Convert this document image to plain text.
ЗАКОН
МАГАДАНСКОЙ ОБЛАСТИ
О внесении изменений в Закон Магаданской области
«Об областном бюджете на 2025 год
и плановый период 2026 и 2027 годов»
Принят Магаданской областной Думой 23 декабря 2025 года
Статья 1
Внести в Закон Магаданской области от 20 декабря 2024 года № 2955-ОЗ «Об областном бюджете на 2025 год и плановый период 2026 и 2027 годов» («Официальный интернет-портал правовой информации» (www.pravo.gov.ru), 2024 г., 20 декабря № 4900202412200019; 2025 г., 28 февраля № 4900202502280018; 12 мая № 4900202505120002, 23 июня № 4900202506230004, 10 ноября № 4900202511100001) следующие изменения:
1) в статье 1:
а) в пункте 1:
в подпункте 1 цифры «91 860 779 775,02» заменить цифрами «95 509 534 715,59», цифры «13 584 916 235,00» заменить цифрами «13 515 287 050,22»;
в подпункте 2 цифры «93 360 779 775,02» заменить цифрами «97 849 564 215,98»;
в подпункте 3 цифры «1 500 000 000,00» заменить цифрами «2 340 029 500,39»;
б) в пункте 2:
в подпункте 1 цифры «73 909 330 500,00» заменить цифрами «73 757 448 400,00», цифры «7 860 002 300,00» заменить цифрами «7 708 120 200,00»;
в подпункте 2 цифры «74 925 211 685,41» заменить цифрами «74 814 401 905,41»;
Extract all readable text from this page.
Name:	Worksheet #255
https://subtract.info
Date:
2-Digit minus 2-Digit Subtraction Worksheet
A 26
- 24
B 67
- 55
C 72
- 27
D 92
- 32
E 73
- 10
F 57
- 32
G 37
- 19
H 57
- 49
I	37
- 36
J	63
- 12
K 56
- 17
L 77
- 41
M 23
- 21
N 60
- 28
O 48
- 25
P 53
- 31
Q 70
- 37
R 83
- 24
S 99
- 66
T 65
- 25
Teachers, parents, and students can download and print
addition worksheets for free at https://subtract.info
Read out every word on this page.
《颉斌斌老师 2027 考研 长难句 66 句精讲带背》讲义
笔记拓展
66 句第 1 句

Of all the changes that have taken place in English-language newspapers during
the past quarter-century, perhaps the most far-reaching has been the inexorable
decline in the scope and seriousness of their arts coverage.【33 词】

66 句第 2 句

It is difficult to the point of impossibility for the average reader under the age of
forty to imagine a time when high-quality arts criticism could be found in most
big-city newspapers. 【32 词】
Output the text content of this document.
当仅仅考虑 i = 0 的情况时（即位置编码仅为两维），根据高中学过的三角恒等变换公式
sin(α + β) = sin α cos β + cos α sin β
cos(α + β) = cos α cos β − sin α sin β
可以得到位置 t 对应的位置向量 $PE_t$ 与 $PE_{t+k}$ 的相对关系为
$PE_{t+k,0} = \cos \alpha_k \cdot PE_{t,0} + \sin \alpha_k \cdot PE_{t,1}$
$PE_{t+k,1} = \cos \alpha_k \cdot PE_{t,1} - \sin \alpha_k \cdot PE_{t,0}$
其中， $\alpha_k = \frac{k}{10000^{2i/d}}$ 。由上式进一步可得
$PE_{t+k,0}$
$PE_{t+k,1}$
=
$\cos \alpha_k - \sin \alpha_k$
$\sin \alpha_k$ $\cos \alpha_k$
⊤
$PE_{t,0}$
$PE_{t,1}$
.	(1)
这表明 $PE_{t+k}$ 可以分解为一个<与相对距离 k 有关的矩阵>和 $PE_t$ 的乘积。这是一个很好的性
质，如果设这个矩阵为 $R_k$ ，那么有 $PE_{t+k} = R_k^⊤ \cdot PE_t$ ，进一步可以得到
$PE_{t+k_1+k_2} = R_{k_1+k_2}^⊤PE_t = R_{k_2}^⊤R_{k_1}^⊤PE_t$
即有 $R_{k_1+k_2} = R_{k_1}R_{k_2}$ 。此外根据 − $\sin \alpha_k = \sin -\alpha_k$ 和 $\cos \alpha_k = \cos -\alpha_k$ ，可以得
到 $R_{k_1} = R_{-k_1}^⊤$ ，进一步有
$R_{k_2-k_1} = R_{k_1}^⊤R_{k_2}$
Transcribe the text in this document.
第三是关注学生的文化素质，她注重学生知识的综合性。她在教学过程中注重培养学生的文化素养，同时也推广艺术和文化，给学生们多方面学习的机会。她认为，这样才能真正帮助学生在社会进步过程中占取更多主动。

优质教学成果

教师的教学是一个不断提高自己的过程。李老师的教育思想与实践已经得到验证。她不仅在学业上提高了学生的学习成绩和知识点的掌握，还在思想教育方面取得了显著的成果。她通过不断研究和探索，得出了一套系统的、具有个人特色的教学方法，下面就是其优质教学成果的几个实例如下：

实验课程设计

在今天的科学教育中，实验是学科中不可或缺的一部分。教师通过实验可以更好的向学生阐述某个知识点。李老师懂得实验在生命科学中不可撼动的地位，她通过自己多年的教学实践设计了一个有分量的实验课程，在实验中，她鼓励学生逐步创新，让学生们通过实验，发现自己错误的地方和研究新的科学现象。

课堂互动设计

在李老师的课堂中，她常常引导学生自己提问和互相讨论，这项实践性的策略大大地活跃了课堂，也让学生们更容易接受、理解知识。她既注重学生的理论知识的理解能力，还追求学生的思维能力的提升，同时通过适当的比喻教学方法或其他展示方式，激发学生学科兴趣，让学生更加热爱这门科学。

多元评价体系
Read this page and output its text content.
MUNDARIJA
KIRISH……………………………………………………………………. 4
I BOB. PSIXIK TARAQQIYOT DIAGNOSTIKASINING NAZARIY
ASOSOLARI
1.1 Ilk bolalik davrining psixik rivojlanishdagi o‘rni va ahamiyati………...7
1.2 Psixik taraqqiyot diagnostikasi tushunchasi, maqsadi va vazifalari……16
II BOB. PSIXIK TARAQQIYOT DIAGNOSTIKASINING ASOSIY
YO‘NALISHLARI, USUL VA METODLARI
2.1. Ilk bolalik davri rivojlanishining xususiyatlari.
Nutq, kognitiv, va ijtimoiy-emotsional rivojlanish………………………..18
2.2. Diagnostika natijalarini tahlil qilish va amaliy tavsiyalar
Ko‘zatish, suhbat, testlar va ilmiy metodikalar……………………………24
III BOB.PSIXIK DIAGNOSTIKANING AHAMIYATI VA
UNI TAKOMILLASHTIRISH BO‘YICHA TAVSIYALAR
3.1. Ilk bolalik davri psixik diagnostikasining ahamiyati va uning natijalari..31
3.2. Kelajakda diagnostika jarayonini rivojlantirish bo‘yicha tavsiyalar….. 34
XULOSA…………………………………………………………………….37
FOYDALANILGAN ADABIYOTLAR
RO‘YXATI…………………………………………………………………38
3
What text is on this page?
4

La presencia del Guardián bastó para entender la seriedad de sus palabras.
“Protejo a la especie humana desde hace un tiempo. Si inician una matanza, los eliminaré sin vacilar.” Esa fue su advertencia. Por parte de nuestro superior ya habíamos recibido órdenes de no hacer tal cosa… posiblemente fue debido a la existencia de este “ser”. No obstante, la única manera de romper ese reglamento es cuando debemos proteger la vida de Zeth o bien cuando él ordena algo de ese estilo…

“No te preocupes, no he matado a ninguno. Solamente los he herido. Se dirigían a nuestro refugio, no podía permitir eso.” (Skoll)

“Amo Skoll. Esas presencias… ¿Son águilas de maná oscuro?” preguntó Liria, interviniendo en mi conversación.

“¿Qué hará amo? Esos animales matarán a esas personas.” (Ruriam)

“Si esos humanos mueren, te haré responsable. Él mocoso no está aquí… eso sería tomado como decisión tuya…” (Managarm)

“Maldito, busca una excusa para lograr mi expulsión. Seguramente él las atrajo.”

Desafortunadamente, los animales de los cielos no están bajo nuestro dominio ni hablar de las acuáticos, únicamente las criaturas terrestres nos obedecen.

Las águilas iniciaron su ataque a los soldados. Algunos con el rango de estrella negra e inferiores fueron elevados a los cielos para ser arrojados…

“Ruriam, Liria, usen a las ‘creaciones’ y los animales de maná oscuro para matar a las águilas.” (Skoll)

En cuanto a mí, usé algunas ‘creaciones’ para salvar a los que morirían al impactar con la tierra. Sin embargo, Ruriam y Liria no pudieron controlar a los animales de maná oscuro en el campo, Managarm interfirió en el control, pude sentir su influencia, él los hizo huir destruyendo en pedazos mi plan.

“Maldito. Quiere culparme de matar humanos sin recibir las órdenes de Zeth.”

• **PROBLEM**: Search the material above for "подпункте". Pull out each line where it shows up.

• **RESULT OF THIS EXERCISE**:
в подпункте 1 цифры «91 860 779 775,02» заменить цифрами «95 509 534 715,59», цифры «13 584 916 235,00» заменить цифрами «13 515 287 050,22»;
в подпункте 2 цифры «93 360 779 775,02» заменить цифрами «97 849 564 215,98»;
в подпункте 3 цифры «1 500 000 000,00» заменить цифрами «2 340 029 500,39»;
в подпункте 1 цифры «73 909 330 500,00» заменить цифрами «73 757 448 400,00», цифры «7 860 002 300,00» заменить цифрами «7 708 120 200,00»;
в подпункте 2 цифры «74 925 211 685,41» заменить цифрами «74 814 401 905,41»;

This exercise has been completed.